(Dataset entries)
☆ ☆ ☆ ☆ ☆ ☆ ☆

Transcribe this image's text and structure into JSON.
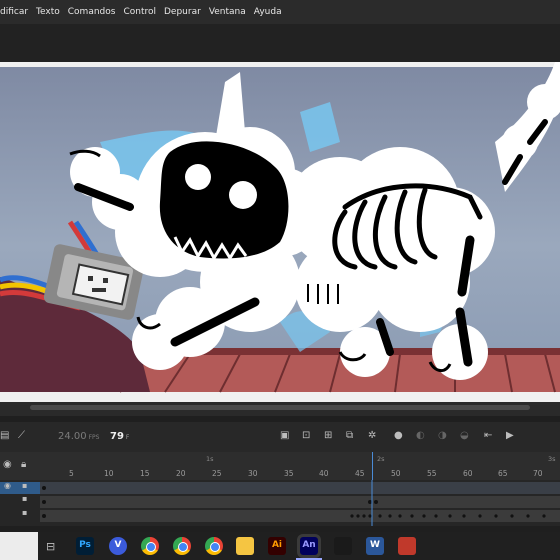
{
  "menu": {
    "items": [
      "dificar",
      "Texto",
      "Comandos",
      "Control",
      "Depurar",
      "Ventana",
      "Ayuda"
    ]
  },
  "timeline": {
    "fps_value": "24.00",
    "fps_unit": "FPS",
    "current_frame": "79",
    "frame_unit": "F",
    "ruler_seconds": [
      "1s",
      "2s",
      "3s"
    ],
    "ruler_numbers": [
      "5",
      "10",
      "15",
      "20",
      "25",
      "30",
      "35",
      "40",
      "45",
      "50",
      "55",
      "60",
      "65",
      "70"
    ]
  },
  "taskbar": {
    "apps": [
      {
        "name": "photoshop",
        "label": "Ps",
        "color": "#001e36",
        "text": "#31a8ff"
      },
      {
        "name": "vpn",
        "label": "V",
        "color": "#3b5bdb",
        "text": "#ffffff"
      },
      {
        "name": "chrome",
        "label": "",
        "color": "#ffffff",
        "text": "#ffffff"
      },
      {
        "name": "chrome-2",
        "label": "",
        "color": "#ffffff",
        "text": "#ffffff"
      },
      {
        "name": "chrome-3",
        "label": "",
        "color": "#ffffff",
        "text": "#ffffff"
      },
      {
        "name": "file-explorer",
        "label": "",
        "color": "#f5c542",
        "text": "#000000"
      },
      {
        "name": "illustrator",
        "label": "Ai",
        "color": "#330000",
        "text": "#ff9a00"
      },
      {
        "name": "animate",
        "label": "An",
        "color": "#00005b",
        "text": "#9999ff"
      },
      {
        "name": "terminal",
        "label": "",
        "color": "#1a1a1a",
        "text": "#ffffff"
      },
      {
        "name": "word",
        "label": "W",
        "color": "#2b579a",
        "text": "#ffffff"
      },
      {
        "name": "other-app",
        "label": "",
        "color": "#c0392b",
        "text": "#ffffff"
      }
    ]
  }
}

☆ ☆ ☆ ☆ ☆ ☆ ☆

• [TASK OBJECTIVE] Every entry above is to be set down exactly; the pictures are to be left out.

• [RESPONSE TO THE TASK]
Transcribe this image's text and structure into JSON.
{
  "menu": {
    "items": [
      "dificar",
      "Texto",
      "Comandos",
      "Control",
      "Depurar",
      "Ventana",
      "Ayuda"
    ]
  },
  "timeline": {
    "fps_value": "24.00",
    "fps_unit": "FPS",
    "current_frame": "79",
    "frame_unit": "F",
    "ruler_seconds": [
      "1s",
      "2s",
      "3s"
    ],
    "ruler_numbers": [
      "5",
      "10",
      "15",
      "20",
      "25",
      "30",
      "35",
      "40",
      "45",
      "50",
      "55",
      "60",
      "65",
      "70"
    ]
  },
  "taskbar": {
    "apps": [
      {
        "name": "photoshop",
        "label": "Ps",
        "color": "#001e36",
        "text": "#31a8ff"
      },
      {
        "name": "vpn",
        "label": "V",
        "color": "#3b5bdb",
        "text": "#ffffff"
      },
      {
        "name": "chrome",
        "label": "",
        "color": "#ffffff",
        "text": "#ffffff"
      },
      {
        "name": "chrome-2",
        "label": "",
        "color": "#ffffff",
        "text": "#ffffff"
      },
      {
        "name": "chrome-3",
        "label": "",
        "color": "#ffffff",
        "text": "#ffffff"
      },
      {
        "name": "file-explorer",
        "label": "",
        "color": "#f5c542",
        "text": "#000000"
      },
      {
        "name": "illustrator",
        "label": "Ai",
        "color": "#330000",
        "text": "#ff9a00"
      },
      {
        "name": "animate",
        "label": "An",
        "color": "#00005b",
        "text": "#9999ff"
      },
      {
        "name": "terminal",
        "label": "",
        "color": "#1a1a1a",
        "text": "#ffffff"
      },
      {
        "name": "word",
        "label": "W",
        "color": "#2b579a",
        "text": "#ffffff"
      },
      {
        "name": "other-app",
        "label": "",
        "color": "#c0392b",
        "text": "#ffffff"
      }
    ]
  }
}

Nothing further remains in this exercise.